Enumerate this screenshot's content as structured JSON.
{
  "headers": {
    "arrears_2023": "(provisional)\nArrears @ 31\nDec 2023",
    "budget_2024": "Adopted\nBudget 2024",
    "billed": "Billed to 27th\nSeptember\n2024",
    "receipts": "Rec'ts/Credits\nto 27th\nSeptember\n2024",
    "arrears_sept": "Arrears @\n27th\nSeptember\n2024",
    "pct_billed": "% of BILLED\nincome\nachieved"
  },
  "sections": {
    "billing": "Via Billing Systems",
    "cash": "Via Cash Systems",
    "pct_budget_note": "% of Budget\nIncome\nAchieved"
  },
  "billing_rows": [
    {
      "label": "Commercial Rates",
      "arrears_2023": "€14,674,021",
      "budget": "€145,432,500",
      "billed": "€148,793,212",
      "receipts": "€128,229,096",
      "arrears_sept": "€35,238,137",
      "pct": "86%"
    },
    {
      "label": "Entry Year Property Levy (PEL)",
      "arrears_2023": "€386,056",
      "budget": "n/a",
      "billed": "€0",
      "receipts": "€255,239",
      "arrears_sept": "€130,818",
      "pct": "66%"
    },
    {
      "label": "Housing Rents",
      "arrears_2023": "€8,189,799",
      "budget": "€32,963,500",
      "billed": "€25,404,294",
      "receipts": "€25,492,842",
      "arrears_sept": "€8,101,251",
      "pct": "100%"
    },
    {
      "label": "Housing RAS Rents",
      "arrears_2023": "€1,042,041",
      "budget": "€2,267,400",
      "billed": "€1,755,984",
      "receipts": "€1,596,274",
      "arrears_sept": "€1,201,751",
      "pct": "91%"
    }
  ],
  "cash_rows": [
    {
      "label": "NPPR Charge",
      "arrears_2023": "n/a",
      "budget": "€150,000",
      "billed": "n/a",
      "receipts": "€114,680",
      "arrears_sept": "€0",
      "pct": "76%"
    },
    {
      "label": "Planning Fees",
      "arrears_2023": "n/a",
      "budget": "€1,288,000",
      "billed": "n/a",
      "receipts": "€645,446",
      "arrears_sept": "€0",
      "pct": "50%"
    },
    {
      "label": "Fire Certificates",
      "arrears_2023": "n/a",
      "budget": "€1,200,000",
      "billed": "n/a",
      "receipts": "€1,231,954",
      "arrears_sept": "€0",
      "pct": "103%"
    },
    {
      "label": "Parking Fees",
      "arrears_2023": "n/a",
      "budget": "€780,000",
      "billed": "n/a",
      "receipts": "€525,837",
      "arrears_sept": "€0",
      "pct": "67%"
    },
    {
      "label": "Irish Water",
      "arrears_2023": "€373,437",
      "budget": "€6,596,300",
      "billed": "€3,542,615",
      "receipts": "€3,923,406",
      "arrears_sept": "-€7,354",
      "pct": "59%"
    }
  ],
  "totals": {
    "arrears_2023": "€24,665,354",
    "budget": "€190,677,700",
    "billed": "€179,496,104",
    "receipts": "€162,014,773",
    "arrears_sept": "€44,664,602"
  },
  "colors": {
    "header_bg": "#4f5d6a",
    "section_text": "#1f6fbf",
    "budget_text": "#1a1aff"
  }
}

═══

• **Written task**: Produce an exact copy of every entry above.

• **Written reply**:
Enumerate this screenshot's content as structured JSON.
{
  "headers": {
    "arrears_2023": "(provisional)\nArrears @ 31\nDec 2023",
    "budget_2024": "Adopted\nBudget 2024",
    "billed": "Billed to 27th\nSeptember\n2024",
    "receipts": "Rec'ts/Credits\nto 27th\nSeptember\n2024",
    "arrears_sept": "Arrears @\n27th\nSeptember\n2024",
    "pct_billed": "% of BILLED\nincome\nachieved"
  },
  "sections": {
    "billing": "Via Billing Systems",
    "cash": "Via Cash Systems",
    "pct_budget_note": "% of Budget\nIncome\nAchieved"
  },
  "billing_rows": [
    {
      "label": "Commercial Rates",
      "arrears_2023": "€14,674,021",
      "budget": "€145,432,500",
      "billed": "€148,793,212",
      "receipts": "€128,229,096",
      "arrears_sept": "€35,238,137",
      "pct": "86%"
    },
    {
      "label": "Entry Year Property Levy (PEL)",
      "arrears_2023": "€386,056",
      "budget": "n/a",
      "billed": "€0",
      "receipts": "€255,239",
      "arrears_sept": "€130,818",
      "pct": "66%"
    },
    {
      "label": "Housing Rents",
      "arrears_2023": "€8,189,799",
      "budget": "€32,963,500",
      "billed": "€25,404,294",
      "receipts": "€25,492,842",
      "arrears_sept": "€8,101,251",
      "pct": "100%"
    },
    {
      "label": "Housing RAS Rents",
      "arrears_2023": "€1,042,041",
      "budget": "€2,267,400",
      "billed": "€1,755,984",
      "receipts": "€1,596,274",
      "arrears_sept": "€1,201,751",
      "pct": "91%"
    }
  ],
  "cash_rows": [
    {
      "label": "NPPR Charge",
      "arrears_2023": "n/a",
      "budget": "€150,000",
      "billed": "n/a",
      "receipts": "€114,680",
      "arrears_sept": "€0",
      "pct": "76%"
    },
    {
      "label": "Planning Fees",
      "arrears_2023": "n/a",
      "budget": "€1,288,000",
      "billed": "n/a",
      "receipts": "€645,446",
      "arrears_sept": "€0",
      "pct": "50%"
    },
    {
      "label": "Fire Certificates",
      "arrears_2023": "n/a",
      "budget": "€1,200,000",
      "billed": "n/a",
      "receipts": "€1,231,954",
      "arrears_sept": "€0",
      "pct": "103%"
    },
    {
      "label": "Parking Fees",
      "arrears_2023": "n/a",
      "budget": "€780,000",
      "billed": "n/a",
      "receipts": "€525,837",
      "arrears_sept": "€0",
      "pct": "67%"
    },
    {
      "label": "Irish Water",
      "arrears_2023": "€373,437",
      "budget": "€6,596,300",
      "billed": "€3,542,615",
      "receipts": "€3,923,406",
      "arrears_sept": "-€7,354",
      "pct": "59%"
    }
  ],
  "totals": {
    "arrears_2023": "€24,665,354",
    "budget": "€190,677,700",
    "billed": "€179,496,104",
    "receipts": "€162,014,773",
    "arrears_sept": "€44,664,602"
  },
  "colors": {
    "header_bg": "#4f5d6a",
    "section_text": "#1f6fbf",
    "budget_text": "#1a1aff"
  }
}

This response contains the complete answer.